» **Текст для изучения**:
○ ○ ○ ○

Владимир Путин: Чтобы коллегам было понятно, я просил выступить Леонида Михайловича. Хотя знал заранее, что это выступление будет полемическим, острым, профессиональным, а в чем-то наивным. Но эта наивность — от желания сделать лучше, а это самое главное.
(Публикуется с незначительными сокращениями)
Леонид Рошаль: «Для меня партия — пациенты и доктора»
Мы позвонили Леониду Рошалю и спросили, какое звено сейчас самое слабое в российском здравоохранении?
— Главное — кадры.
— А в проблеме кадров самое главное — зарплата?
— В работе с медицинскими кадрами есть две необходимые вещи. Первое — зарплата медиков должна быть удвоена и утроена. И второе — государственная программа подготовки и переподготовки кадров с введением непрерывного, персонифицированного, бесплатного для врачей образования. Возвращение к распределению выпускников медицинских вузов, которые обучаются за государственный счет. Это надо делать сейчас, а не потом, через 5—6 лет, потому что уже сейчас есть острый недостаток кадров.

○ ○ ○ ○

» **Представленные данные**:
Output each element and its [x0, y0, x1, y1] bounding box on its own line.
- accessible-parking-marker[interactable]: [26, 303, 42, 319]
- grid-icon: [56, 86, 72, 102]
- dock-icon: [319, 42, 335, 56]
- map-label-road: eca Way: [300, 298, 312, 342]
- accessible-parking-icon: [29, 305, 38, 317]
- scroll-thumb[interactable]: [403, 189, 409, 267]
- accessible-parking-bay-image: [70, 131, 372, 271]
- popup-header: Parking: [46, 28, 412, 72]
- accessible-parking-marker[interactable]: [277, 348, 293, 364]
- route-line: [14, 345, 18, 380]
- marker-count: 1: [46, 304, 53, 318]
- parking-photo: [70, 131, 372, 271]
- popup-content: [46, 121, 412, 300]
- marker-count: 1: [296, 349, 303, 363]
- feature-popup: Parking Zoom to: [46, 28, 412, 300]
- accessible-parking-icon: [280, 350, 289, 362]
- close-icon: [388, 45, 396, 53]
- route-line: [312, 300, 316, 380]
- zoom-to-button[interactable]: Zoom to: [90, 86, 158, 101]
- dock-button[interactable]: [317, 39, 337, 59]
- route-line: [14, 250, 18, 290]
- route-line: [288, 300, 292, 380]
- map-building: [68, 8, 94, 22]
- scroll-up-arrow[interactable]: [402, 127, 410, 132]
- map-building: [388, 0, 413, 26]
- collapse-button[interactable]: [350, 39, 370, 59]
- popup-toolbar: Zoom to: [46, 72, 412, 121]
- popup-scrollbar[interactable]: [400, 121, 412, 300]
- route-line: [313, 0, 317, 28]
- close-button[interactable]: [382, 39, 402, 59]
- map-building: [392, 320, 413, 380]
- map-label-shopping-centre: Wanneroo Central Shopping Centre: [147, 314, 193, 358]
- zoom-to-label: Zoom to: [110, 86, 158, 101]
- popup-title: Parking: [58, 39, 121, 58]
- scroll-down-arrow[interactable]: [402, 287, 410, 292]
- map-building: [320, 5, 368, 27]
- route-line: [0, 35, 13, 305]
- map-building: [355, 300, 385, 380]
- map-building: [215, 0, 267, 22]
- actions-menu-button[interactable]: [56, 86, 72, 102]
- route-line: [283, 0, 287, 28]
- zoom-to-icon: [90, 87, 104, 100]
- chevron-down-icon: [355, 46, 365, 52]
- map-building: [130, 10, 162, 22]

○ ○ ○ ○

Перепишите из текста о здравоохранении отрывок от слов «Владимир Путин: Чтобы» до слов «Главное — кадры.», ничего в нём не меняя. Приведённый список никак не связан с текстом о здравоохранении.

Владимир Путин: Чтобы коллегам было понятно, я просил выступить Леонида Михайловича. Хотя знал заранее, что это выступление будет полемическим, острым, профессиональным, а в чем-то наивным. Но эта наивность — от желания сделать лучше, а это самое главное.
(Публикуется с незначительными сокращениями)
Леонид Рошаль: «Для меня партия — пациенты и доктора»
Мы позвонили Леониду Рошалю и спросили, какое звено сейчас самое слабое в российском здравоохранении?
— Главное — кадры.